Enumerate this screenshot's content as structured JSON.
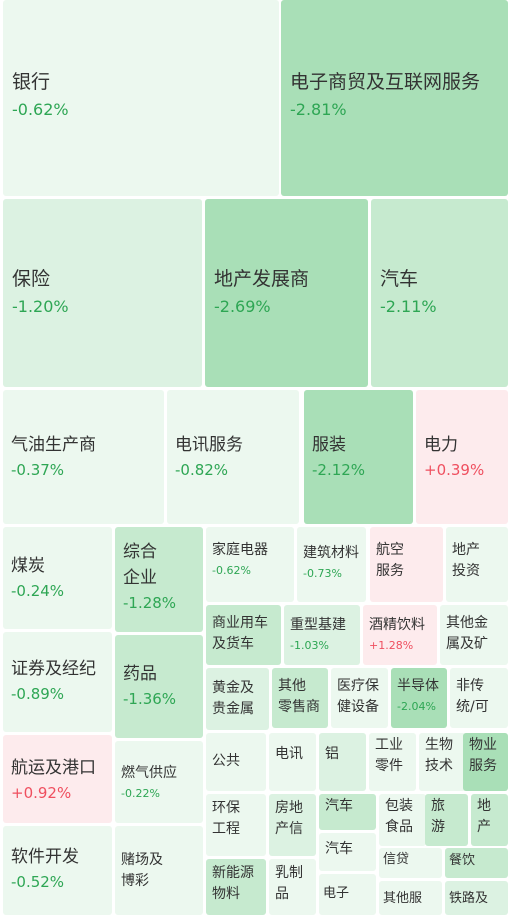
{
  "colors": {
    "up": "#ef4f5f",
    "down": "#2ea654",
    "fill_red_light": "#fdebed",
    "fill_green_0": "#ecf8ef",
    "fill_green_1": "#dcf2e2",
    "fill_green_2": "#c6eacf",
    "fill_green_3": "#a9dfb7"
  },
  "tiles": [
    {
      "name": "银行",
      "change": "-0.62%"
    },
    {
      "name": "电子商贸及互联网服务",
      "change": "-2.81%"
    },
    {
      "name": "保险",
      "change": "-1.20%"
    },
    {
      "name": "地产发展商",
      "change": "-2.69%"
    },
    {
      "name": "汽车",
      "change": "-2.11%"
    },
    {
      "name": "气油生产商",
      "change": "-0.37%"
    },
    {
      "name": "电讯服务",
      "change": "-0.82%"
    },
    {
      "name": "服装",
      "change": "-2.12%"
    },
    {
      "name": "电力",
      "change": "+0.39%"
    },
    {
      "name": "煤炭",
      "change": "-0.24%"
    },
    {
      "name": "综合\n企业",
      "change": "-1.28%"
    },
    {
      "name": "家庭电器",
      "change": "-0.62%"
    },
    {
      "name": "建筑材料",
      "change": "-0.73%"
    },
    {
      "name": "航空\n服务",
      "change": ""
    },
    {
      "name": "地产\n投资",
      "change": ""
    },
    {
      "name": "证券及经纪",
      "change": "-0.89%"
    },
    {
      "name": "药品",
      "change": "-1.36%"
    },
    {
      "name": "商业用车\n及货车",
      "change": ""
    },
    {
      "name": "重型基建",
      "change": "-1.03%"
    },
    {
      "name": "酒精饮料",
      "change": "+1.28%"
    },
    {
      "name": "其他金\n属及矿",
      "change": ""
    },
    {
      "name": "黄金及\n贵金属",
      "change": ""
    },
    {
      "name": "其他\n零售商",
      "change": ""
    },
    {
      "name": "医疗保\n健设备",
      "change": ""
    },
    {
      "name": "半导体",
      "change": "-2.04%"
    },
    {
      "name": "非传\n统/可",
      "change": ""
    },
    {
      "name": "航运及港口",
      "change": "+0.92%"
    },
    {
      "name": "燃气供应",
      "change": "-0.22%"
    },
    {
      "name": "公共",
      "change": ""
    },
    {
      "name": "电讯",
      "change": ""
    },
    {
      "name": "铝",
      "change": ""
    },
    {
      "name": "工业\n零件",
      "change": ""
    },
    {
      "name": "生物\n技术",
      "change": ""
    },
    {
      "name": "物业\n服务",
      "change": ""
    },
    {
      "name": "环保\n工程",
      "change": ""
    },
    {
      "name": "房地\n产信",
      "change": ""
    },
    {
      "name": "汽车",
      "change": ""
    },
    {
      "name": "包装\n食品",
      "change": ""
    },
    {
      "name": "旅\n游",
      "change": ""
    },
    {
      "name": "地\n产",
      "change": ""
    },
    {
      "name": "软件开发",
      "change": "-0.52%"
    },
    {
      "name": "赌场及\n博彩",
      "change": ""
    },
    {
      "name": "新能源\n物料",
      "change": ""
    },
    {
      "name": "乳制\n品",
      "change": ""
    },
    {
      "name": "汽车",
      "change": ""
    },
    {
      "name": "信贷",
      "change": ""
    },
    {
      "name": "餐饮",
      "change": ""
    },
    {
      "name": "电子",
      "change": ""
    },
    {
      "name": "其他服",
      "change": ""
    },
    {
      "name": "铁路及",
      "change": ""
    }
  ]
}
...
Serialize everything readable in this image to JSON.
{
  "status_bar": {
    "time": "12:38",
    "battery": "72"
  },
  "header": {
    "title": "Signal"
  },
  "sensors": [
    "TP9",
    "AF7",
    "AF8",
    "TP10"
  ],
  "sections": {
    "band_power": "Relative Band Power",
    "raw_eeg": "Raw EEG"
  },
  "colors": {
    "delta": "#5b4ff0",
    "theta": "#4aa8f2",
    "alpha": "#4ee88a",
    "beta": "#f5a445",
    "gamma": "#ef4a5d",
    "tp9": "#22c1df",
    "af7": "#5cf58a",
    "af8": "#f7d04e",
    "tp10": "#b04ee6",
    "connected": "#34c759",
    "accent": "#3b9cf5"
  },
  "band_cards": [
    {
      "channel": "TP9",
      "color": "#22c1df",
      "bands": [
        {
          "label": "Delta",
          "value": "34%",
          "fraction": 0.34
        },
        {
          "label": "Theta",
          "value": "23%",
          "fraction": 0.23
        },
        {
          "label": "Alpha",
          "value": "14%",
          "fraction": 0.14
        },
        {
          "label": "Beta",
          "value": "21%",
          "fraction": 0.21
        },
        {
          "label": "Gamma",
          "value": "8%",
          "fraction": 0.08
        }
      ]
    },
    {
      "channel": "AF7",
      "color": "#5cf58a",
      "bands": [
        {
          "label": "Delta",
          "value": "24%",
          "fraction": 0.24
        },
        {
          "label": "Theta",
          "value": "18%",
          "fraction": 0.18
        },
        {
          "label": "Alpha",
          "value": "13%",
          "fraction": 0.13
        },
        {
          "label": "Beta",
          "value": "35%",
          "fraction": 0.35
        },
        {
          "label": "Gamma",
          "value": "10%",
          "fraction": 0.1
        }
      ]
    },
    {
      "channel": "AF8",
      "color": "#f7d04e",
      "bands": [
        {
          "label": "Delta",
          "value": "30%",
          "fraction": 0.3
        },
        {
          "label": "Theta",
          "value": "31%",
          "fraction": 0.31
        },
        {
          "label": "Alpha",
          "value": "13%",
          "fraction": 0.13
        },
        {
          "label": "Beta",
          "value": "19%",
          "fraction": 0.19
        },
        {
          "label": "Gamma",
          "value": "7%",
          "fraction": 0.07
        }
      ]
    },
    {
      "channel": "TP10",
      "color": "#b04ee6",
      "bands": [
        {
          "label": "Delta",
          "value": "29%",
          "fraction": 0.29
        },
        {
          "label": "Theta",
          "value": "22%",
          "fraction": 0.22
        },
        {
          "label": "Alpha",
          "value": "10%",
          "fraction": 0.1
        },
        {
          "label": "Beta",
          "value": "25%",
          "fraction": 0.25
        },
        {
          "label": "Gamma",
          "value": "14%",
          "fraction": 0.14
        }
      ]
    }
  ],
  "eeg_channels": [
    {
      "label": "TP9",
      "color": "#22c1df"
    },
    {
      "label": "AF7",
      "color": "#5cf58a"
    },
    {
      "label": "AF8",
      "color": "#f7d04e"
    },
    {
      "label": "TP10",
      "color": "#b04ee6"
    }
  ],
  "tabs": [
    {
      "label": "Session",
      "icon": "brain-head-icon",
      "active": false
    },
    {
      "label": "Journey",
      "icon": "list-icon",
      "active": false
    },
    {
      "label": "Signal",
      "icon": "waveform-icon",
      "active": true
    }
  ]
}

- _Task_: Look for the word "JSON" in every line of the listing and copy the lines that have it.

- _Final result_:
Enumerate this screenshot's content as structured JSON.
Serialize everything readable in this image to JSON.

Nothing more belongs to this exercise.